Requirements
Copy exactly the lines of the records below, starting at the line that contains "Read all visible content and emit it as JSON." and continuing through the last line, both included; omit any pictures.

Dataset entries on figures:
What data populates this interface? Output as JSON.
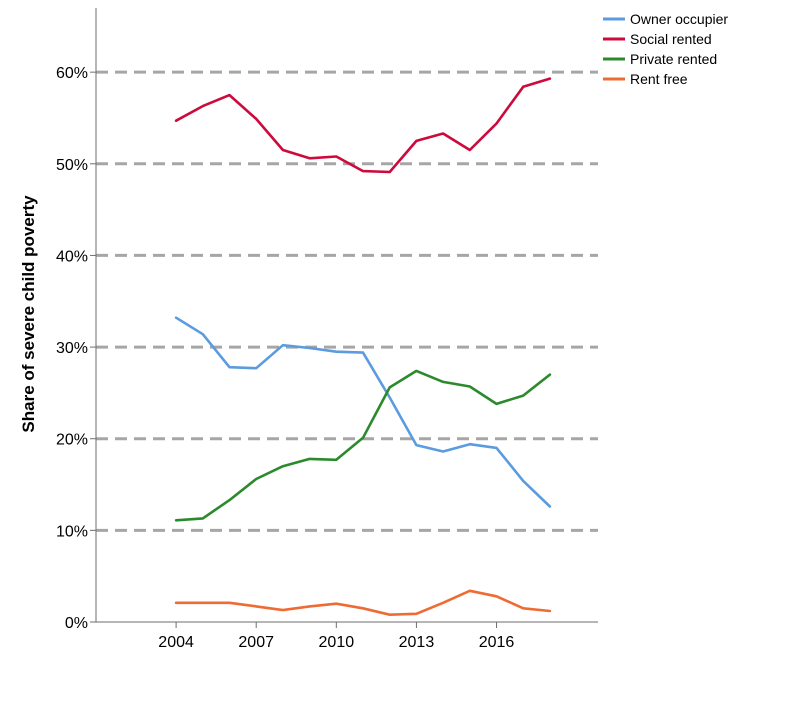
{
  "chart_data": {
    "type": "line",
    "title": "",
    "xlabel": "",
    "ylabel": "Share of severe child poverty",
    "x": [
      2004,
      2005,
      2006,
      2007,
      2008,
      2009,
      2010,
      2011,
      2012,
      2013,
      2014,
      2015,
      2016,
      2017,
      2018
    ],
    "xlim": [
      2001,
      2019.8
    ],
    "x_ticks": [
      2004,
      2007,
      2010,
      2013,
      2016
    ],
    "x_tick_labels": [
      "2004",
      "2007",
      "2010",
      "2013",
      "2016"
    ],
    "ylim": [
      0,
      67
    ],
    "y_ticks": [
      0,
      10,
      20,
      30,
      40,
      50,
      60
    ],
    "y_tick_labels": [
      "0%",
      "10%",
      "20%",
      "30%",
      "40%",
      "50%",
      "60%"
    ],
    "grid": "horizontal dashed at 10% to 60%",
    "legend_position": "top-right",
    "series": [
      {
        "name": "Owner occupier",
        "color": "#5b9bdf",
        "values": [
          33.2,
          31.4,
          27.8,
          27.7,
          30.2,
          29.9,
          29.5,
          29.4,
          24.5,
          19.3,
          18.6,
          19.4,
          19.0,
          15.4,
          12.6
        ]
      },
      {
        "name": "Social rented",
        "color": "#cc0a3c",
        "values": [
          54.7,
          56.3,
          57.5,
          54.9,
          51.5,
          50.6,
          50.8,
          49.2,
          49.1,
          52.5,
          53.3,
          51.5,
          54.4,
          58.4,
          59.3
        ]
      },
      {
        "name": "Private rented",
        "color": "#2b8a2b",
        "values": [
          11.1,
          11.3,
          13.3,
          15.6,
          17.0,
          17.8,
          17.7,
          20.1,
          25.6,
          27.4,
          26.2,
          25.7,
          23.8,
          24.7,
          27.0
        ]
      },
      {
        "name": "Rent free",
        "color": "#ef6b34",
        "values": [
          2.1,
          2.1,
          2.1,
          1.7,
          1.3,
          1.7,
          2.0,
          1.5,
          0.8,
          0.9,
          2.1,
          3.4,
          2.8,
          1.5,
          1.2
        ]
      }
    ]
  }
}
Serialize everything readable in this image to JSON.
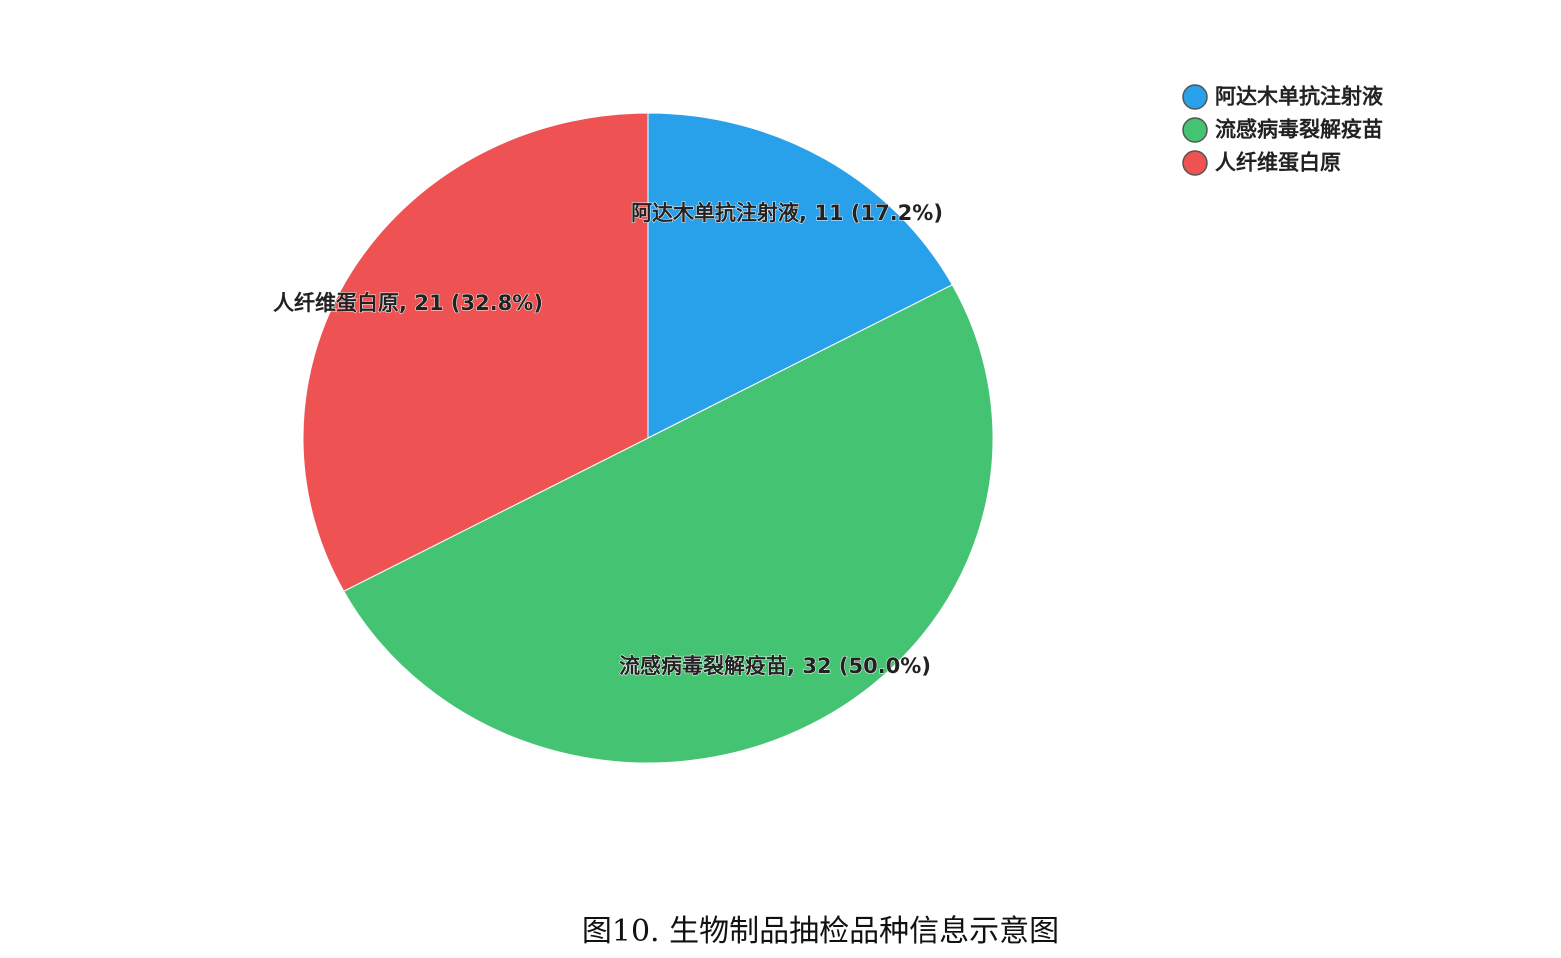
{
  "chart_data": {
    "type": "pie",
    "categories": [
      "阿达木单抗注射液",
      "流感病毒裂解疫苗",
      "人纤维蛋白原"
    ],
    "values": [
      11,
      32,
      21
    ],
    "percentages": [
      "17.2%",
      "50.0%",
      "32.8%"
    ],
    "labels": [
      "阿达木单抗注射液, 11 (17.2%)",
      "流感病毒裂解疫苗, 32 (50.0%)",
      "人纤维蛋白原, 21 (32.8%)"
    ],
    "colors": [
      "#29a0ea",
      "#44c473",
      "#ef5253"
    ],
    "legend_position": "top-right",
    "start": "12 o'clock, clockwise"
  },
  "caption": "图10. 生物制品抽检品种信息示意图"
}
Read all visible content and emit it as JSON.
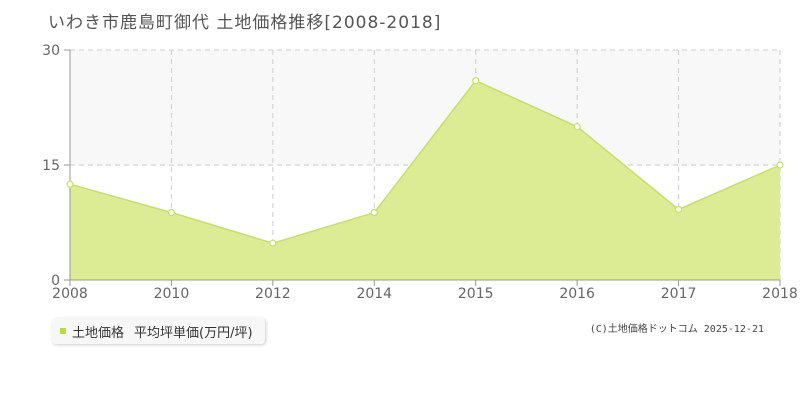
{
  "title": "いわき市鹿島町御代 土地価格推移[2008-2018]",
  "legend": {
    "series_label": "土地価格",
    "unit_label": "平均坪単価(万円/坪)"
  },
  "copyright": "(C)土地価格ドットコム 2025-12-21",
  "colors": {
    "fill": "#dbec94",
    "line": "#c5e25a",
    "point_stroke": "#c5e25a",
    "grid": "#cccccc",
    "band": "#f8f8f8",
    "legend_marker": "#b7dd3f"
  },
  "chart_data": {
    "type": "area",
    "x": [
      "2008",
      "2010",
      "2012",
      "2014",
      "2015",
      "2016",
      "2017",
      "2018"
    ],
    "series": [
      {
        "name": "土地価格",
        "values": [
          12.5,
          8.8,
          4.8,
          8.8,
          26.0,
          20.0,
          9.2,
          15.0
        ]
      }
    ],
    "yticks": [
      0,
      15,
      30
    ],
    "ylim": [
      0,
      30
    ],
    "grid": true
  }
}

Completed exercise
Read all visible content and emit it as JSON.
{
  "title": "いわき市鹿島町御代 土地価格推移[2008-2018]",
  "legend": {
    "series_label": "土地価格",
    "unit_label": "平均坪単価(万円/坪)"
  },
  "copyright": "(C)土地価格ドットコム 2025-12-21",
  "colors": {
    "fill": "#dbec94",
    "line": "#c5e25a",
    "point_stroke": "#c5e25a",
    "grid": "#cccccc",
    "band": "#f8f8f8",
    "legend_marker": "#b7dd3f"
  },
  "chart_data": {
    "type": "area",
    "x": [
      "2008",
      "2010",
      "2012",
      "2014",
      "2015",
      "2016",
      "2017",
      "2018"
    ],
    "series": [
      {
        "name": "土地価格",
        "values": [
          12.5,
          8.8,
          4.8,
          8.8,
          26.0,
          20.0,
          9.2,
          15.0
        ]
      }
    ],
    "yticks": [
      0,
      15,
      30
    ],
    "ylim": [
      0,
      30
    ],
    "grid": true
  }
}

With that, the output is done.